■ JOB ■
Using the listing below, copy every line that mentions "addresses".
— START —
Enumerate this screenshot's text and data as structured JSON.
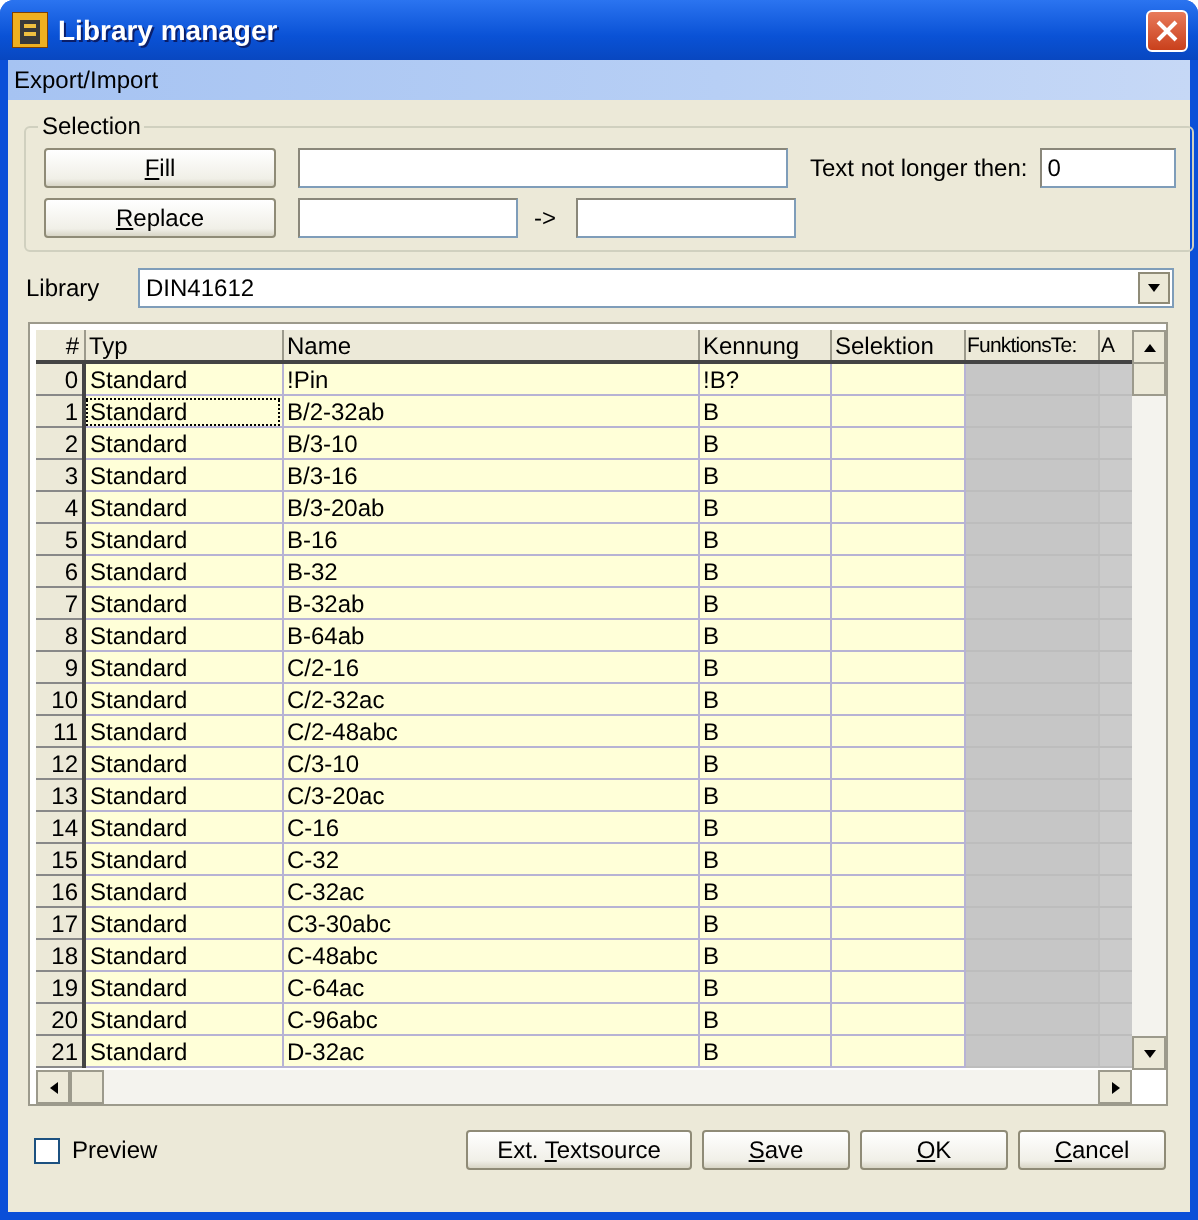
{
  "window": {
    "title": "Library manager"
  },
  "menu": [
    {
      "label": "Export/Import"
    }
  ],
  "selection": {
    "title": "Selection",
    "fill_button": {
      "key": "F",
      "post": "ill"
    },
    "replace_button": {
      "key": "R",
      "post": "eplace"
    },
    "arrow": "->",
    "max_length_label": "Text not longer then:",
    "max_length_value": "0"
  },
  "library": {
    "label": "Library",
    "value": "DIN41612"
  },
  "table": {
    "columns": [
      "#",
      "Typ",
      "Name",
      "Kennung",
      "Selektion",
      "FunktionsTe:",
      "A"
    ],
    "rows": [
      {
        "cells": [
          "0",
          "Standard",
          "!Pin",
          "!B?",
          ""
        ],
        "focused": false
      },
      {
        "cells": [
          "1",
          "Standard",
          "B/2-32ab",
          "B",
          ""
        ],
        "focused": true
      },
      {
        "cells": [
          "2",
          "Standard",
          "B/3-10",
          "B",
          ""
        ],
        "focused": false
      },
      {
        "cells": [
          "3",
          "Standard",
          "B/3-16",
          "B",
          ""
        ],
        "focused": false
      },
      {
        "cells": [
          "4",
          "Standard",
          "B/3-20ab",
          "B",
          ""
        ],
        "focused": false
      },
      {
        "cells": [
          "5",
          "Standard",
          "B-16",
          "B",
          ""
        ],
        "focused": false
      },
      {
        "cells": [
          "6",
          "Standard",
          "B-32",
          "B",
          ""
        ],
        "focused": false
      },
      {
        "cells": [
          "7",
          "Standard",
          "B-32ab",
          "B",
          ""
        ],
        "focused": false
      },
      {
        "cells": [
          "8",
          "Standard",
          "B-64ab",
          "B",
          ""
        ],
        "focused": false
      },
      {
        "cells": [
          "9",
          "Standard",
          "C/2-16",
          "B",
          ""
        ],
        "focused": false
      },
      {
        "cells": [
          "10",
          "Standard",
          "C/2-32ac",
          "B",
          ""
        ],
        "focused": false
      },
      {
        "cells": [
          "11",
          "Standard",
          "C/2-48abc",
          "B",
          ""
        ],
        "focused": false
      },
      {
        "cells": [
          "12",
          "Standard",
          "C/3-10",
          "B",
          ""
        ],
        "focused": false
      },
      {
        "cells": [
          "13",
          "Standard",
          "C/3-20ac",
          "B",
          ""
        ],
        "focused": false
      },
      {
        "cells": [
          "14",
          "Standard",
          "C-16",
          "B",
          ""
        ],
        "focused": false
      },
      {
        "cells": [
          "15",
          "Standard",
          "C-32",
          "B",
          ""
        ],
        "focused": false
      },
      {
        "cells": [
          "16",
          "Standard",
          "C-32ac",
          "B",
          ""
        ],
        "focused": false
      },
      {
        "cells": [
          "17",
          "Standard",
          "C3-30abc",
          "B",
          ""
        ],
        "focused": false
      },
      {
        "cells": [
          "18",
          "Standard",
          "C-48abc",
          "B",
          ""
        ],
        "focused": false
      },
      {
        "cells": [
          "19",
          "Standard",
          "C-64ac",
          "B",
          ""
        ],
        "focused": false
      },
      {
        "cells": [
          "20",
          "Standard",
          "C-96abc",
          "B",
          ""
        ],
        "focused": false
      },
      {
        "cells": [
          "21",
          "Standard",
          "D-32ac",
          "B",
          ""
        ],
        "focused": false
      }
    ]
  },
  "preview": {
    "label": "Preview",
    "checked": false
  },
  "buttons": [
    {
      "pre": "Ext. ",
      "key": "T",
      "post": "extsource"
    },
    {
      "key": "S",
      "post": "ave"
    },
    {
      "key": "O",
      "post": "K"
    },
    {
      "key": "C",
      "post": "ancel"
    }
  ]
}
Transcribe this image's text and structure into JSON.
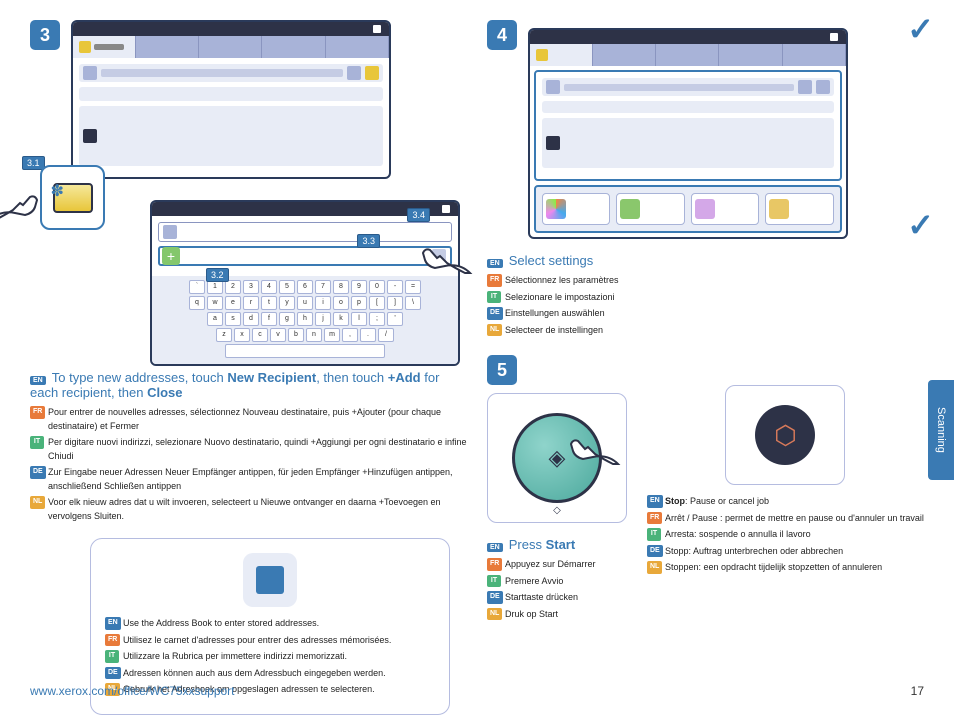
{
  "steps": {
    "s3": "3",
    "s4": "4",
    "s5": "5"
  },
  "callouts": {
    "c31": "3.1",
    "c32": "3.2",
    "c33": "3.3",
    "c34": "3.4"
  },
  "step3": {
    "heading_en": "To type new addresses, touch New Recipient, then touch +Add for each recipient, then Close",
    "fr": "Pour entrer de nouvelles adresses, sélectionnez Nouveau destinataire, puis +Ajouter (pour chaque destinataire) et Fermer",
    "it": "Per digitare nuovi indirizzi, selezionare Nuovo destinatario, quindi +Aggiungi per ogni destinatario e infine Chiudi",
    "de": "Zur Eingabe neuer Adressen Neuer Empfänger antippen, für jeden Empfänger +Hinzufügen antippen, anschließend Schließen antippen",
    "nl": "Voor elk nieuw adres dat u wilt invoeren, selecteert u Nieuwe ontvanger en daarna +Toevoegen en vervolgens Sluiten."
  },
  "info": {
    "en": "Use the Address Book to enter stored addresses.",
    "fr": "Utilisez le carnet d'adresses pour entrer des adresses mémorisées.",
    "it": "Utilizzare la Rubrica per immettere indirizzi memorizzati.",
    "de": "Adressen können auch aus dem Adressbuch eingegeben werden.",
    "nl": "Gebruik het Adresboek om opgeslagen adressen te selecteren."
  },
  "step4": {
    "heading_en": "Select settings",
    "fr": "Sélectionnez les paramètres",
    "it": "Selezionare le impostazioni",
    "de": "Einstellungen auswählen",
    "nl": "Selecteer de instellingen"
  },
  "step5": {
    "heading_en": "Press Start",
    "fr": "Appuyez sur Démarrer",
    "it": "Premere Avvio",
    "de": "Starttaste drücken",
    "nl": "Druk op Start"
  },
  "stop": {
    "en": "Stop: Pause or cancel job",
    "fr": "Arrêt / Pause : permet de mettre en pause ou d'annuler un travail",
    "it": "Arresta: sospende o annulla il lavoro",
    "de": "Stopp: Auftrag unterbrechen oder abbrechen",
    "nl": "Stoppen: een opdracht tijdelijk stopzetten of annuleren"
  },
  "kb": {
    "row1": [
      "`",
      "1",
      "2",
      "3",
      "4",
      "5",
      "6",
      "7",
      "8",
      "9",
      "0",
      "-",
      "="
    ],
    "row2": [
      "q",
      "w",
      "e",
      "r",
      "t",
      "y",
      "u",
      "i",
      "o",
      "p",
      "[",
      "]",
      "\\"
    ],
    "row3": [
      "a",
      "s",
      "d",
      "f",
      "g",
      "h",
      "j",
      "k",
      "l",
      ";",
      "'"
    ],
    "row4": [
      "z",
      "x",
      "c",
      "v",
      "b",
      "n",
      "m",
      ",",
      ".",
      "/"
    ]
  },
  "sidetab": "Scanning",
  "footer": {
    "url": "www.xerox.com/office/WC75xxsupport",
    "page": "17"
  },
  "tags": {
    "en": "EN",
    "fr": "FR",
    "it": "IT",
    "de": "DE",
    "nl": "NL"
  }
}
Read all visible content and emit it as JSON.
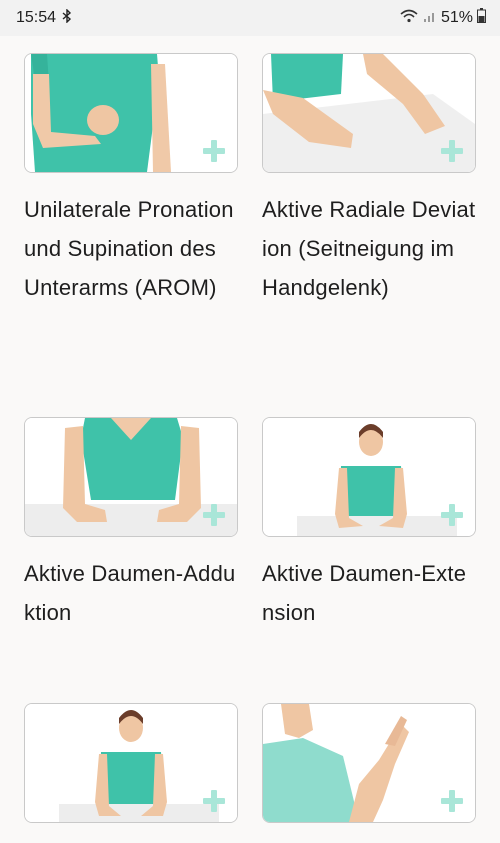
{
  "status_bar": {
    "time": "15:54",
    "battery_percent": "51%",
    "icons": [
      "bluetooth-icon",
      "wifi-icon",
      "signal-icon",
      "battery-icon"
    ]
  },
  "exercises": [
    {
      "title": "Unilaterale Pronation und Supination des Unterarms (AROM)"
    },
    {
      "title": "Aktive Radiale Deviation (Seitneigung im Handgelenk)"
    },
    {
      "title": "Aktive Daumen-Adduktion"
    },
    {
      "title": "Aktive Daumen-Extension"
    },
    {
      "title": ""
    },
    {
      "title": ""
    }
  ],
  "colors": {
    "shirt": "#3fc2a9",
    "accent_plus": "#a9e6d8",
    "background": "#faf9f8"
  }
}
— END —
■ THE OUTPUT ■
    "heading_en": "To type new addresses, touch New Recipient, then touch +Add for each recipient, then Close",
    "en": "Use the Address Book to enter stored addresses.",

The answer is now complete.